Copy every line in which the string "Alright" occurs.

### DATASET

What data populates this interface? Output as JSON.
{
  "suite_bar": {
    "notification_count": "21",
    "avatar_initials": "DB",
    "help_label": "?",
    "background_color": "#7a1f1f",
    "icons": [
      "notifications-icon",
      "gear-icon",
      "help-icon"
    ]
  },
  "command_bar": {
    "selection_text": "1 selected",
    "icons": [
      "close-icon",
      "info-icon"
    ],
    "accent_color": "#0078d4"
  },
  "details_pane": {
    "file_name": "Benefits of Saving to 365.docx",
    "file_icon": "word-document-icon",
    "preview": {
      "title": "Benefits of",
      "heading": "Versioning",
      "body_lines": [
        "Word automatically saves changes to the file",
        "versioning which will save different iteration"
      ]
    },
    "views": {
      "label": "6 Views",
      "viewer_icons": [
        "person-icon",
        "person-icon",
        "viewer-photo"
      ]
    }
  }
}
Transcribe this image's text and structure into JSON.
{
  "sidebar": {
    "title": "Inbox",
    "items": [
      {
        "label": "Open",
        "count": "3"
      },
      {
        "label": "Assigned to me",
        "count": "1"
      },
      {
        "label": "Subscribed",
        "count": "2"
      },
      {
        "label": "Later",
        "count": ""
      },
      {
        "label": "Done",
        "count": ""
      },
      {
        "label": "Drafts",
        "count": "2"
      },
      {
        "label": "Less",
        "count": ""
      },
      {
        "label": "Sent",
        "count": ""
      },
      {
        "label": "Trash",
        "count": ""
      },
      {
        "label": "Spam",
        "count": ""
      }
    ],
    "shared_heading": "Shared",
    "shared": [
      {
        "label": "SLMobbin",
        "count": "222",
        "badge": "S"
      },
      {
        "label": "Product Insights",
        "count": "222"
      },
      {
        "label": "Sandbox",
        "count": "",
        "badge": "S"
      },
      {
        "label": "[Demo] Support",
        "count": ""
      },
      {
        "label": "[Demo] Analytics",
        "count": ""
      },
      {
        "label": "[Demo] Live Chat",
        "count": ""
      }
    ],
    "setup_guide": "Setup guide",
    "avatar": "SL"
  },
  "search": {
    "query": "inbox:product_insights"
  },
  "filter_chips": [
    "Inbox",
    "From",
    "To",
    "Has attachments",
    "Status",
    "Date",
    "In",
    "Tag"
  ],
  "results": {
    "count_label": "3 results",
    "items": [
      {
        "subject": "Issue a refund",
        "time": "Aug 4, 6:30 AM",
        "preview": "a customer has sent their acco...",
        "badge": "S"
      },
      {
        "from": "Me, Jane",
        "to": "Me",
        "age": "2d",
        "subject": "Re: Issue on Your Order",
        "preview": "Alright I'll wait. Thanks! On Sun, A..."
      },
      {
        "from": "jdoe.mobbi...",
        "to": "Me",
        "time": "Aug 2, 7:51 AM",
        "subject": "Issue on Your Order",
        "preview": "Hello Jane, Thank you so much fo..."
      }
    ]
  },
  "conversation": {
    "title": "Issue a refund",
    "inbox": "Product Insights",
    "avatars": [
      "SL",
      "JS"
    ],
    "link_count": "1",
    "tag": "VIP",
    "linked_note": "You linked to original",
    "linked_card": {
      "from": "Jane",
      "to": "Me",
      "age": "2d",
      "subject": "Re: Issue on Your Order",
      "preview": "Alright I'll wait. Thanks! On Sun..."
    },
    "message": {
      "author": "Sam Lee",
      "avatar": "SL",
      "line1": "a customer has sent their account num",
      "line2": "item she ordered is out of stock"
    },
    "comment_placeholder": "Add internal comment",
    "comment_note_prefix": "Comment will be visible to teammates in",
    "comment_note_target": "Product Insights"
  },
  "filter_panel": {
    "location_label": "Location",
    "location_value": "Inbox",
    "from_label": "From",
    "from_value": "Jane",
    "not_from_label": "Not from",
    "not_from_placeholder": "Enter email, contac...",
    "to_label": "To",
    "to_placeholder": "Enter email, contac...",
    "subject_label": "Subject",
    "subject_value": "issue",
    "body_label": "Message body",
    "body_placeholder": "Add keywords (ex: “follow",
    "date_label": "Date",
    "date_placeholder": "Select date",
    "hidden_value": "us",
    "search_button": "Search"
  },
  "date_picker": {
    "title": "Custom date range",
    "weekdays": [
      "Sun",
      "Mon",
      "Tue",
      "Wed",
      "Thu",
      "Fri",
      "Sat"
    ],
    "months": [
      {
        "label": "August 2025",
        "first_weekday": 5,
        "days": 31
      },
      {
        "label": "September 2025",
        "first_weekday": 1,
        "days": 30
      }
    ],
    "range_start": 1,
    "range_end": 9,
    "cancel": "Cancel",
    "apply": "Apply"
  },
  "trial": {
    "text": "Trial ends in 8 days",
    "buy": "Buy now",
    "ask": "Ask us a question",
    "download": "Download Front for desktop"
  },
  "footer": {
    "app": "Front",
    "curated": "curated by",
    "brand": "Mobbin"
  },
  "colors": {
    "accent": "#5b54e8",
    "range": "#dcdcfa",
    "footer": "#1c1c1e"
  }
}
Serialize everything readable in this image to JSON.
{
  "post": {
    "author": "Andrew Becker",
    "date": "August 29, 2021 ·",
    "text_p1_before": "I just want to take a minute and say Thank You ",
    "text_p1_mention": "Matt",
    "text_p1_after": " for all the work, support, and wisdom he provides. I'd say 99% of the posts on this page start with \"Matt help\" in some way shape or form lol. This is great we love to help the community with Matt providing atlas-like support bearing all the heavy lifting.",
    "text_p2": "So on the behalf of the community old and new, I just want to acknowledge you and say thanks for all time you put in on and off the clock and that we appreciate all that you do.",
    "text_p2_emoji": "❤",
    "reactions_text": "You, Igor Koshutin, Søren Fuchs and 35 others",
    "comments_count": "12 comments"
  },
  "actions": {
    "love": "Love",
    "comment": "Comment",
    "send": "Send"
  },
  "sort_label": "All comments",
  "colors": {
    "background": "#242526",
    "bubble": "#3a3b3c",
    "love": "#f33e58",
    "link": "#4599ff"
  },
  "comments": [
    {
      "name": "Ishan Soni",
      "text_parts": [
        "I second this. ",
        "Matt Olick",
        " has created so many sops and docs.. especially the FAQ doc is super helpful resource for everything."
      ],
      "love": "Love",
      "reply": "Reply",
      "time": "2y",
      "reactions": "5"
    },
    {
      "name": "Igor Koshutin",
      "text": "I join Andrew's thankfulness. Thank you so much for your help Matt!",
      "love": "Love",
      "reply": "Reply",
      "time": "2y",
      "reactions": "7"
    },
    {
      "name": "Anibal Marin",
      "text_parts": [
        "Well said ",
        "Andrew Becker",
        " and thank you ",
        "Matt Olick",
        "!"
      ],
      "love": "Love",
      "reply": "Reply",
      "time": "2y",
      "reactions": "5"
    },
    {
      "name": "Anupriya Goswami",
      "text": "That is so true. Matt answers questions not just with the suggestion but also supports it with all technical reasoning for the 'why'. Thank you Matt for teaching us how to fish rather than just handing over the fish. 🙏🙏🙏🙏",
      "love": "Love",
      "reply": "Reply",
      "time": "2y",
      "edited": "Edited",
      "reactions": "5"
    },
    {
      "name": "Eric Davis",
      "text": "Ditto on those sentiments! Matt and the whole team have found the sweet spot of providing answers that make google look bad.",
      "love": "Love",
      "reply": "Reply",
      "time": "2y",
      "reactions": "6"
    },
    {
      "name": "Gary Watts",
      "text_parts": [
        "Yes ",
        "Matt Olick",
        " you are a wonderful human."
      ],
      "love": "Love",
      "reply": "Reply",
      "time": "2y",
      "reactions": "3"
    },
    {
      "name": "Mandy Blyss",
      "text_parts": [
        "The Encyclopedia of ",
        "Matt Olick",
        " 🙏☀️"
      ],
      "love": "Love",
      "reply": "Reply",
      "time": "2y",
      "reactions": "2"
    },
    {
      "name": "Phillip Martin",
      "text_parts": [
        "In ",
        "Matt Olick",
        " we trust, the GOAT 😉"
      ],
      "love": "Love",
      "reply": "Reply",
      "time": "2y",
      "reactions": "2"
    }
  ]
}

######

• COMPLETE OUTPUT:
        "preview": "Alright I'll wait. Thanks! On Sun, A..."
      "preview": "Alright I'll wait. Thanks! On Sun..."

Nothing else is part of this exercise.